[Do this]:
Quote the whole listing word for word, please.

Excerpts from a figure dataset:
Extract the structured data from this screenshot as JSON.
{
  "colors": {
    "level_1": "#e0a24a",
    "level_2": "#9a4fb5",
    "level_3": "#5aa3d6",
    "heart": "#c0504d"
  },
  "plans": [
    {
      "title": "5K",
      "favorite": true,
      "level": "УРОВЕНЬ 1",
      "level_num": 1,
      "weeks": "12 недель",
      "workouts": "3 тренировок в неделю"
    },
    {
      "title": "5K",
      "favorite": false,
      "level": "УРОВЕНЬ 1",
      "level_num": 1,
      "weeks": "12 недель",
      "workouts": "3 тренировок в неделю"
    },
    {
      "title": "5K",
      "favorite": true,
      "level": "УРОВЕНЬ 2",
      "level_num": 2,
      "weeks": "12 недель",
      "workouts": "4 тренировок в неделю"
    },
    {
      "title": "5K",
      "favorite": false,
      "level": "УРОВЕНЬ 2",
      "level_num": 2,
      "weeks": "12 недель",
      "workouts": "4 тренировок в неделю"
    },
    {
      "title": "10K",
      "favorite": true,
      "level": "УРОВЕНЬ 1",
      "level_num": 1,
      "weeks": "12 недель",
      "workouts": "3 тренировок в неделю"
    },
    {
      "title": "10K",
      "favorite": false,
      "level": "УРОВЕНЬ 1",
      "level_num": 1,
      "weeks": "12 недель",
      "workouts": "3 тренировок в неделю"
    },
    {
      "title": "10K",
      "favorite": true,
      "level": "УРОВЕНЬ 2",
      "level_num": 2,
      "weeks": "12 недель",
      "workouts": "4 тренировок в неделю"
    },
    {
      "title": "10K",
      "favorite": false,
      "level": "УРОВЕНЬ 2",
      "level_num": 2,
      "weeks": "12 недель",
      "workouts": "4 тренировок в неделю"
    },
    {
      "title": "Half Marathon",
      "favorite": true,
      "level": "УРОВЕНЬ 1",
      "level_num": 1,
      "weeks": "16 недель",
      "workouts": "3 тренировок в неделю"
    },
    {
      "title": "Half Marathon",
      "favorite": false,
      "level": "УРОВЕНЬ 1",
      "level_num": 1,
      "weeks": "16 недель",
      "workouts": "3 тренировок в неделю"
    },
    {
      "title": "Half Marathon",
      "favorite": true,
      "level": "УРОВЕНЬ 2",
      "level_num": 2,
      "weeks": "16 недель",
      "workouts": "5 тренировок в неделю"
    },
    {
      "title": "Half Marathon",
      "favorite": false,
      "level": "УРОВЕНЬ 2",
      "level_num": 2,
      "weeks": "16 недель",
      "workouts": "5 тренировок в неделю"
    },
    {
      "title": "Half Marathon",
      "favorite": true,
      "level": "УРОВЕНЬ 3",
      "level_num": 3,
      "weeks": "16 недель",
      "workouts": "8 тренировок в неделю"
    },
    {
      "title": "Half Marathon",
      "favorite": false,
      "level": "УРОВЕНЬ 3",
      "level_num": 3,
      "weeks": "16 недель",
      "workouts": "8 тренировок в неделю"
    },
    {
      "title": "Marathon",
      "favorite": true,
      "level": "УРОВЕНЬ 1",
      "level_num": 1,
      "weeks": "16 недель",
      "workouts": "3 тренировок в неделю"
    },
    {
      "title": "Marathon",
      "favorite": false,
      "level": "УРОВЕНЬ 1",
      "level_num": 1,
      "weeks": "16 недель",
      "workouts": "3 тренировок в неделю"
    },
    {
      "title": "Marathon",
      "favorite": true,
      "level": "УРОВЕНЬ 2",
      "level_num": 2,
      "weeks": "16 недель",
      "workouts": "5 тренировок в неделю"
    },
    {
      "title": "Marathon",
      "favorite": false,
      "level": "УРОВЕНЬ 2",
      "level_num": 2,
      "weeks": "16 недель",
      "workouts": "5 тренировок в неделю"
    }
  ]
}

[Expected answer]:
Extract the structured data from this screenshot as JSON.
{
  "colors": {
    "level_1": "#e0a24a",
    "level_2": "#9a4fb5",
    "level_3": "#5aa3d6",
    "heart": "#c0504d"
  },
  "plans": [
    {
      "title": "5K",
      "favorite": true,
      "level": "УРОВЕНЬ 1",
      "level_num": 1,
      "weeks": "12 недель",
      "workouts": "3 тренировок в неделю"
    },
    {
      "title": "5K",
      "favorite": false,
      "level": "УРОВЕНЬ 1",
      "level_num": 1,
      "weeks": "12 недель",
      "workouts": "3 тренировок в неделю"
    },
    {
      "title": "5K",
      "favorite": true,
      "level": "УРОВЕНЬ 2",
      "level_num": 2,
      "weeks": "12 недель",
      "workouts": "4 тренировок в неделю"
    },
    {
      "title": "5K",
      "favorite": false,
      "level": "УРОВЕНЬ 2",
      "level_num": 2,
      "weeks": "12 недель",
      "workouts": "4 тренировок в неделю"
    },
    {
      "title": "10K",
      "favorite": true,
      "level": "УРОВЕНЬ 1",
      "level_num": 1,
      "weeks": "12 недель",
      "workouts": "3 тренировок в неделю"
    },
    {
      "title": "10K",
      "favorite": false,
      "level": "УРОВЕНЬ 1",
      "level_num": 1,
      "weeks": "12 недель",
      "workouts": "3 тренировок в неделю"
    },
    {
      "title": "10K",
      "favorite": true,
      "level": "УРОВЕНЬ 2",
      "level_num": 2,
      "weeks": "12 недель",
      "workouts": "4 тренировок в неделю"
    },
    {
      "title": "10K",
      "favorite": false,
      "level": "УРОВЕНЬ 2",
      "level_num": 2,
      "weeks": "12 недель",
      "workouts": "4 тренировок в неделю"
    },
    {
      "title": "Half Marathon",
      "favorite": true,
      "level": "УРОВЕНЬ 1",
      "level_num": 1,
      "weeks": "16 недель",
      "workouts": "3 тренировок в неделю"
    },
    {
      "title": "Half Marathon",
      "favorite": false,
      "level": "УРОВЕНЬ 1",
      "level_num": 1,
      "weeks": "16 недель",
      "workouts": "3 тренировок в неделю"
    },
    {
      "title": "Half Marathon",
      "favorite": true,
      "level": "УРОВЕНЬ 2",
      "level_num": 2,
      "weeks": "16 недель",
      "workouts": "5 тренировок в неделю"
    },
    {
      "title": "Half Marathon",
      "favorite": false,
      "level": "УРОВЕНЬ 2",
      "level_num": 2,
      "weeks": "16 недель",
      "workouts": "5 тренировок в неделю"
    },
    {
      "title": "Half Marathon",
      "favorite": true,
      "level": "УРОВЕНЬ 3",
      "level_num": 3,
      "weeks": "16 недель",
      "workouts": "8 тренировок в неделю"
    },
    {
      "title": "Half Marathon",
      "favorite": false,
      "level": "УРОВЕНЬ 3",
      "level_num": 3,
      "weeks": "16 недель",
      "workouts": "8 тренировок в неделю"
    },
    {
      "title": "Marathon",
      "favorite": true,
      "level": "УРОВЕНЬ 1",
      "level_num": 1,
      "weeks": "16 недель",
      "workouts": "3 тренировок в неделю"
    },
    {
      "title": "Marathon",
      "favorite": false,
      "level": "УРОВЕНЬ 1",
      "level_num": 1,
      "weeks": "16 недель",
      "workouts": "3 тренировок в неделю"
    },
    {
      "title": "Marathon",
      "favorite": true,
      "level": "УРОВЕНЬ 2",
      "level_num": 2,
      "weeks": "16 недель",
      "workouts": "5 тренировок в неделю"
    },
    {
      "title": "Marathon",
      "favorite": false,
      "level": "УРОВЕНЬ 2",
      "level_num": 2,
      "weeks": "16 недель",
      "workouts": "5 тренировок в неделю"
    }
  ]
}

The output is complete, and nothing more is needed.